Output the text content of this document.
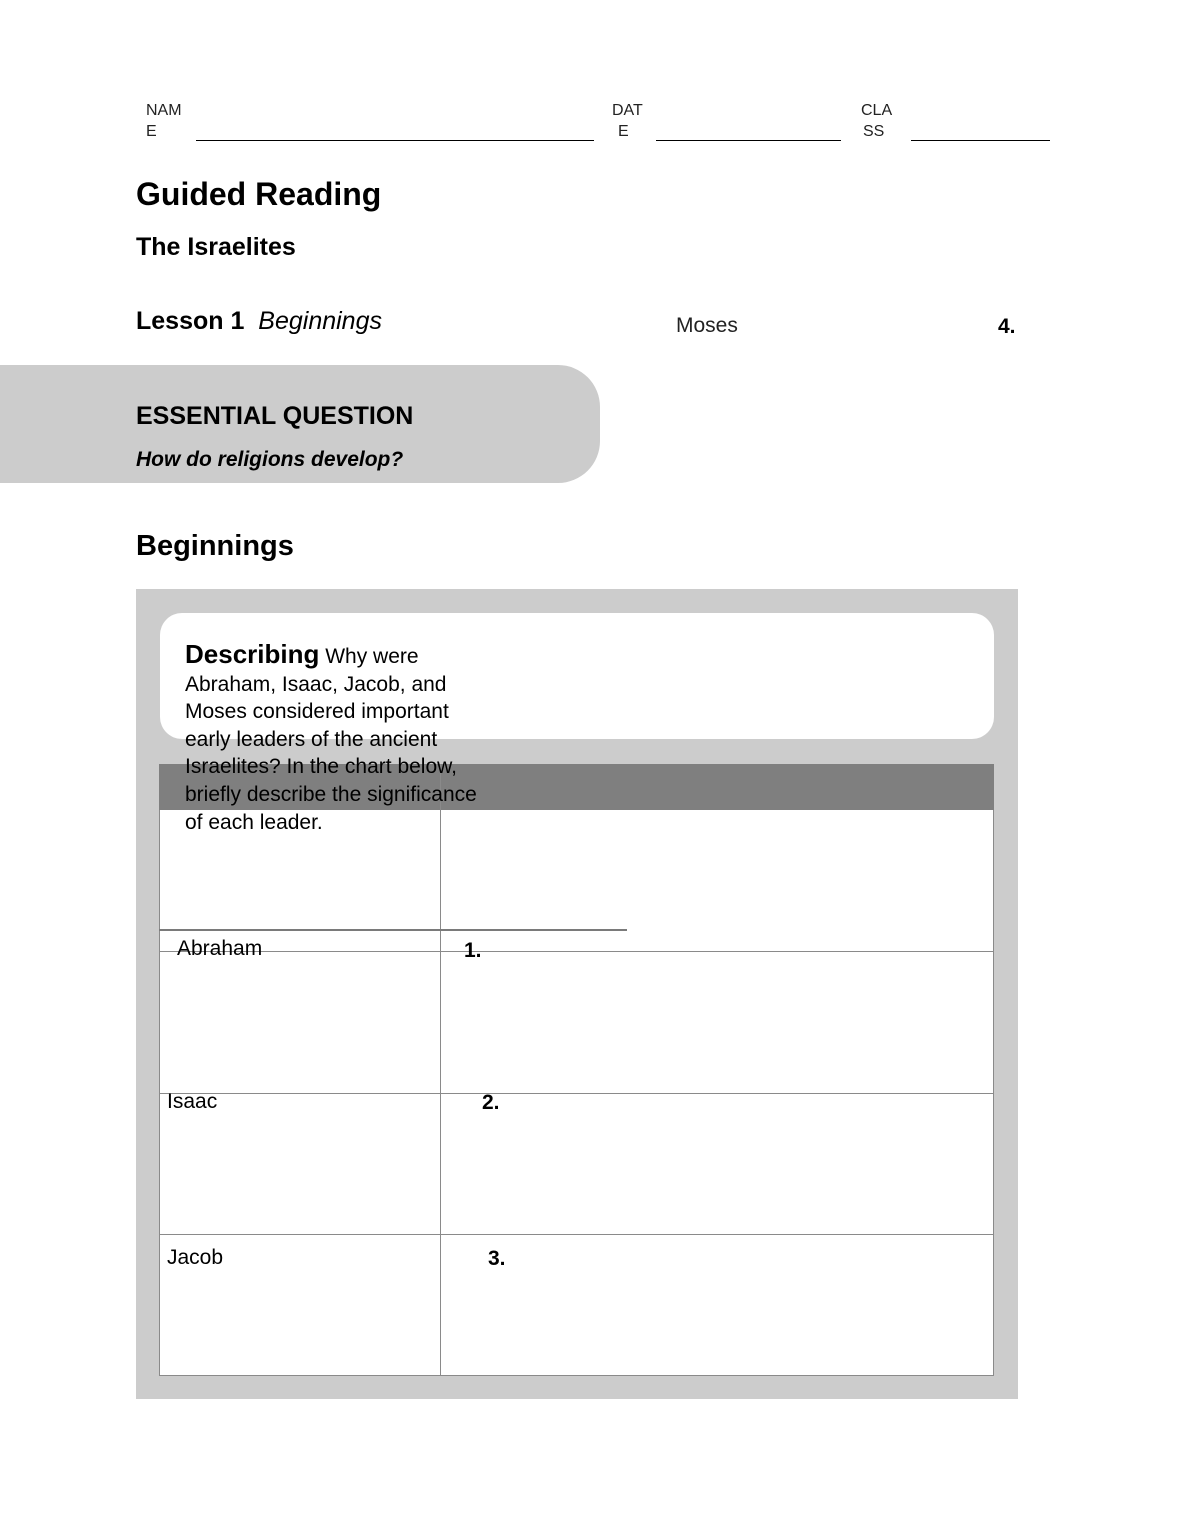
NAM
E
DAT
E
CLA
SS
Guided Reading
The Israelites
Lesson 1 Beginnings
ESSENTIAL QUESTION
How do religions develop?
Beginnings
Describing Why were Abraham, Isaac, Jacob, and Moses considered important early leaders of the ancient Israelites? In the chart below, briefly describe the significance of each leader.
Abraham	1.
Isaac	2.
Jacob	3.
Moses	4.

== == ==

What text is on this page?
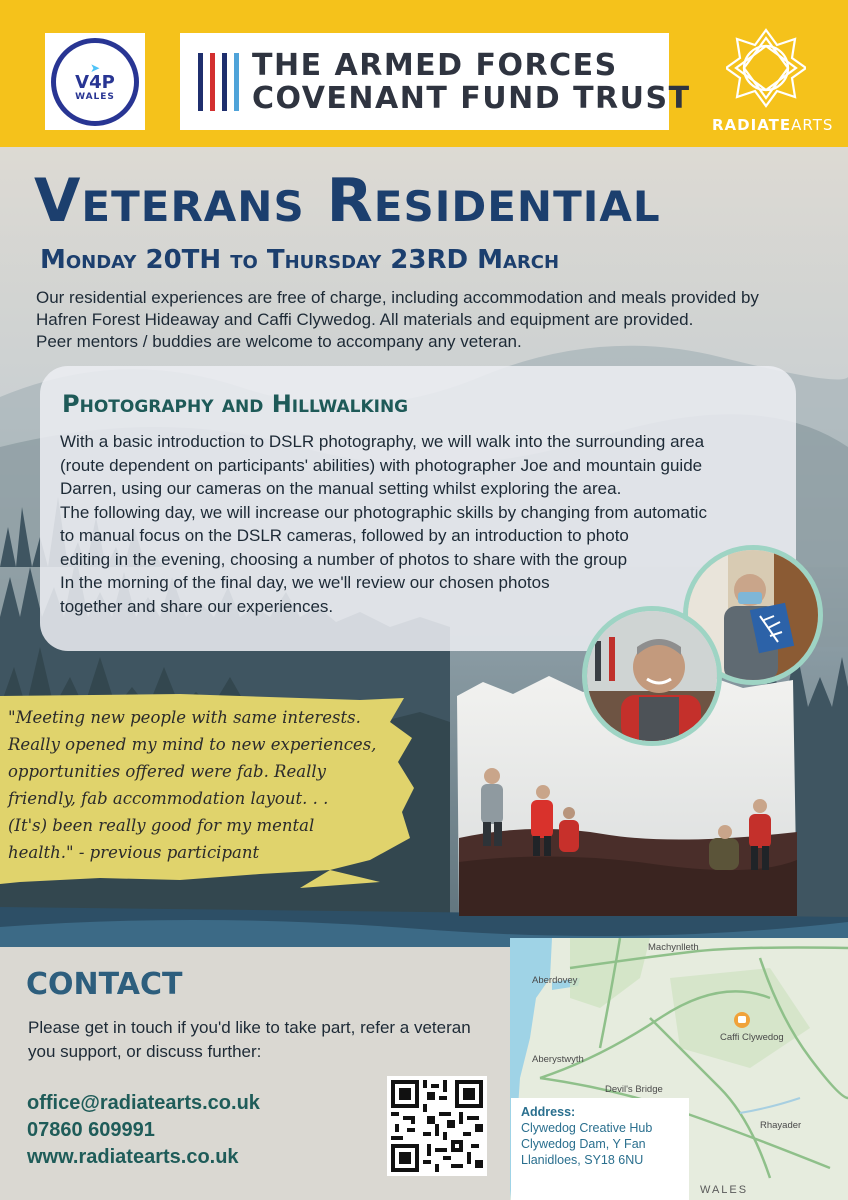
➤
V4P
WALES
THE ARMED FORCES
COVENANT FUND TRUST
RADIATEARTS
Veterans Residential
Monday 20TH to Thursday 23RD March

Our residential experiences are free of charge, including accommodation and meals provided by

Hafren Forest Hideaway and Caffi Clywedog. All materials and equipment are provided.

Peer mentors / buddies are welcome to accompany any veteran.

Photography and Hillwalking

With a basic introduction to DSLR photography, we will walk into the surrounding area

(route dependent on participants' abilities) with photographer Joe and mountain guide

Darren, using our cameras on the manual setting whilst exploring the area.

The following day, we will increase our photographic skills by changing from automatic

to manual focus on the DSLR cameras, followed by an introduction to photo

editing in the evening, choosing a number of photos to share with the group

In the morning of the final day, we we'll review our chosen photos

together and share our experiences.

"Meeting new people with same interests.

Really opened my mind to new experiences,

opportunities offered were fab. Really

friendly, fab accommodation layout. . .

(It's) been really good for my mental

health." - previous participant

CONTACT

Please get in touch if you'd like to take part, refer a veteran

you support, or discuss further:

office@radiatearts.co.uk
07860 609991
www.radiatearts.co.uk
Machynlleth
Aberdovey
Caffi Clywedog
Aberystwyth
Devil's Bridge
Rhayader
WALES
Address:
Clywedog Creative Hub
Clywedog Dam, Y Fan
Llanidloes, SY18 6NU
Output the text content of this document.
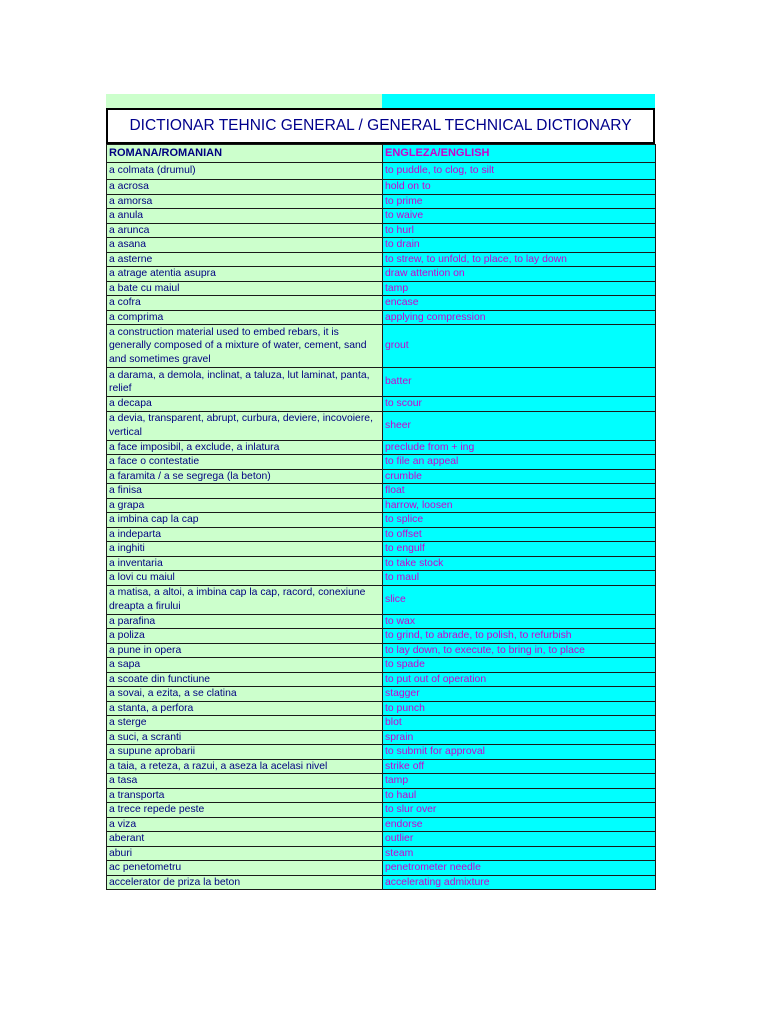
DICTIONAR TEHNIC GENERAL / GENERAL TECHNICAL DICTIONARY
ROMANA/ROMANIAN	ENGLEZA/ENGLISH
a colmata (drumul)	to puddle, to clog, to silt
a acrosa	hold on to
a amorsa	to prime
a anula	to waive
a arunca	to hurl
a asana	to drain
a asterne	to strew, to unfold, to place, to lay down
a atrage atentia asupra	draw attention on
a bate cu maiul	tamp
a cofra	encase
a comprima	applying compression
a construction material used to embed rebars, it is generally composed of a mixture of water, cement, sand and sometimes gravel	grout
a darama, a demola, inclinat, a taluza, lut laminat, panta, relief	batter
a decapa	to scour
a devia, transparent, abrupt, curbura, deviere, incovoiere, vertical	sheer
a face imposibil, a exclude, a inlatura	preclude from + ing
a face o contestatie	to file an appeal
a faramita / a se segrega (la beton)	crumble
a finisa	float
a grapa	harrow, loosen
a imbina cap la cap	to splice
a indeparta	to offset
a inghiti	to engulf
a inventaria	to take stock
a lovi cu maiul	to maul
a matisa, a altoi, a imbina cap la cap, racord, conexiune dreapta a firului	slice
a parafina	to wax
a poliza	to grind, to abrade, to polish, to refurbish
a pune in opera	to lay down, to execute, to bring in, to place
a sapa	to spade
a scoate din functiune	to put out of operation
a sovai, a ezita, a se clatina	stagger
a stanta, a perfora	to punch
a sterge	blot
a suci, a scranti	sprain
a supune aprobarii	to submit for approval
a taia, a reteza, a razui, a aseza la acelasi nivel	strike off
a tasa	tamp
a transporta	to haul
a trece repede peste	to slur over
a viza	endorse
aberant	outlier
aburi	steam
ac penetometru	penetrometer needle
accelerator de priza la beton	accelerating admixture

== == ==

_Do this_.
Identify and copy all lines with the word "photos".

_Solved exercise_.
editing in the evening, choosing a number of photos to share with the group
In the morning of the final day, we we'll review our chosen photos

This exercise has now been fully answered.